**Entries:**
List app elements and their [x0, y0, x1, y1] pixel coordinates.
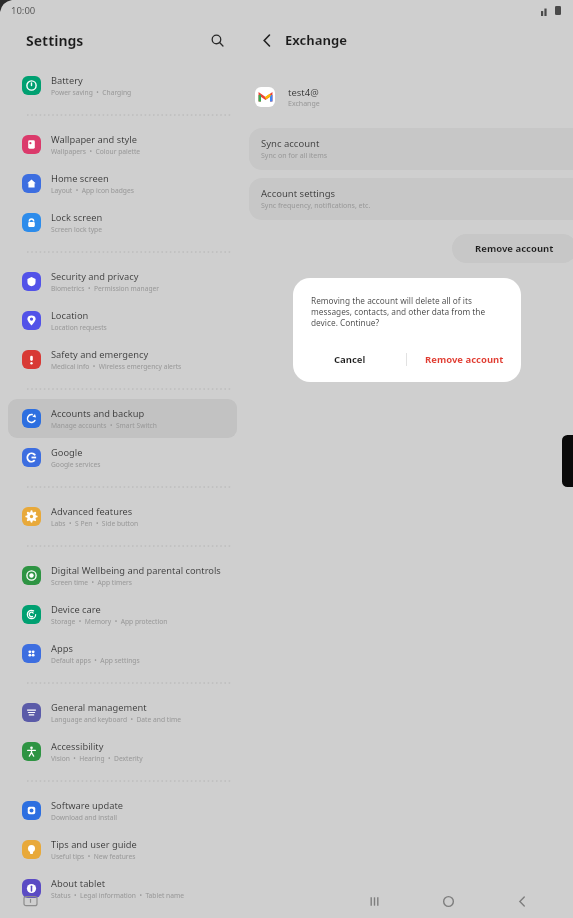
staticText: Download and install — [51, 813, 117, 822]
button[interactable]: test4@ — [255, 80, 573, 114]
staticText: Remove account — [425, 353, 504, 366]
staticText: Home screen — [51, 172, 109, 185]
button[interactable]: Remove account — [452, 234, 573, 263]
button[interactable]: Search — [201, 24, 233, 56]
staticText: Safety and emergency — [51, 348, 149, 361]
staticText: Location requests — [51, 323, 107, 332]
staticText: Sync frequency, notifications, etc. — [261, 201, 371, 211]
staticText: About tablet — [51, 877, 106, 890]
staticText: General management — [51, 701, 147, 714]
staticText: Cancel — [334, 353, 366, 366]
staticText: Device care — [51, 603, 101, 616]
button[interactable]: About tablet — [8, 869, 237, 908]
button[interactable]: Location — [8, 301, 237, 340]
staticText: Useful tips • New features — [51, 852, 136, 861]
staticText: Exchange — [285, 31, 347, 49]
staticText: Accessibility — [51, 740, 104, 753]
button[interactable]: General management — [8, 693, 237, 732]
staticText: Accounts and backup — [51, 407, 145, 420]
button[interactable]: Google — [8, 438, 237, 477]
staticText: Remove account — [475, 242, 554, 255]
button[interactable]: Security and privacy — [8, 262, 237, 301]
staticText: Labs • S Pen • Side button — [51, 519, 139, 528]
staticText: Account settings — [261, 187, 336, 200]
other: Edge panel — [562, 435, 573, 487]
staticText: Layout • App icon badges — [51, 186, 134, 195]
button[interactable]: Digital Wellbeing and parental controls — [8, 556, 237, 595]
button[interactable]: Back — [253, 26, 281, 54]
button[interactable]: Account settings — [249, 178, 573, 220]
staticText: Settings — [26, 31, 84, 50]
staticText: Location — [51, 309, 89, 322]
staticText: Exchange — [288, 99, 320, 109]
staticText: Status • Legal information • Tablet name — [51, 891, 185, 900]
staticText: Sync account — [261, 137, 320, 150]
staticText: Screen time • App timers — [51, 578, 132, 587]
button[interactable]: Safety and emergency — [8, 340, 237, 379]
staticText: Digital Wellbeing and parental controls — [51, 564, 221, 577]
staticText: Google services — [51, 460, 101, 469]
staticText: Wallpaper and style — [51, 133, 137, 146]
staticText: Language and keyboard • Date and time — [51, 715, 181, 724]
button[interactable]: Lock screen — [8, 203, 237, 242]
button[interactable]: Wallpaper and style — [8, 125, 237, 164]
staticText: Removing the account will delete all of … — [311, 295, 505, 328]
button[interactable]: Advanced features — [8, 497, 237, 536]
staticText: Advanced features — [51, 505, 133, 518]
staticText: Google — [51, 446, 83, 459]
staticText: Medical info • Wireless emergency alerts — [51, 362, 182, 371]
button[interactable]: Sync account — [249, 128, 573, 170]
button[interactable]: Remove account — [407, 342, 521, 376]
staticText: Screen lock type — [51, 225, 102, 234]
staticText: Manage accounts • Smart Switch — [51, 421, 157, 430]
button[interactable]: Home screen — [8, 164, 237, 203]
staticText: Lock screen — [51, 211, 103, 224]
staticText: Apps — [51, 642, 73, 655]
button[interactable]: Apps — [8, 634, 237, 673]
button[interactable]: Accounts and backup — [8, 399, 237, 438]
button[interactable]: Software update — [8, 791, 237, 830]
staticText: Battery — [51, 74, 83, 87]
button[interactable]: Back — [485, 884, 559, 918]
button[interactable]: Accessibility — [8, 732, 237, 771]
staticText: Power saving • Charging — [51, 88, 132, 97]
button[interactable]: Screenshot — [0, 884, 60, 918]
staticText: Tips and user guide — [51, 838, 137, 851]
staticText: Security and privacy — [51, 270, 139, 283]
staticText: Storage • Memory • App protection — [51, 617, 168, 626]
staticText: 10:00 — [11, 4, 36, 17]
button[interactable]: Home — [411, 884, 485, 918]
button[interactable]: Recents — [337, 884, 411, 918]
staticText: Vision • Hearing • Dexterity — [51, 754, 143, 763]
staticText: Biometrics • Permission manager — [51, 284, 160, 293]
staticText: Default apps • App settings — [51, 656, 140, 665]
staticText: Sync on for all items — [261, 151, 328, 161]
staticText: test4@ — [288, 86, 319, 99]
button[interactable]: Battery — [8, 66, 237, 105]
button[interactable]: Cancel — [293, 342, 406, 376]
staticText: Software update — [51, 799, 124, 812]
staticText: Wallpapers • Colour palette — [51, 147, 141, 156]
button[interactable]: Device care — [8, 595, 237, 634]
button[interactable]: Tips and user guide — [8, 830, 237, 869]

**Given task:** Filter the records above down to every line that contains the string "Google", matching case exactly.

**Reply to the exercise:**
button[interactable]: Google — [8, 438, 237, 477]
staticText: Google services — [51, 460, 101, 469]
staticText: Google — [51, 446, 83, 459]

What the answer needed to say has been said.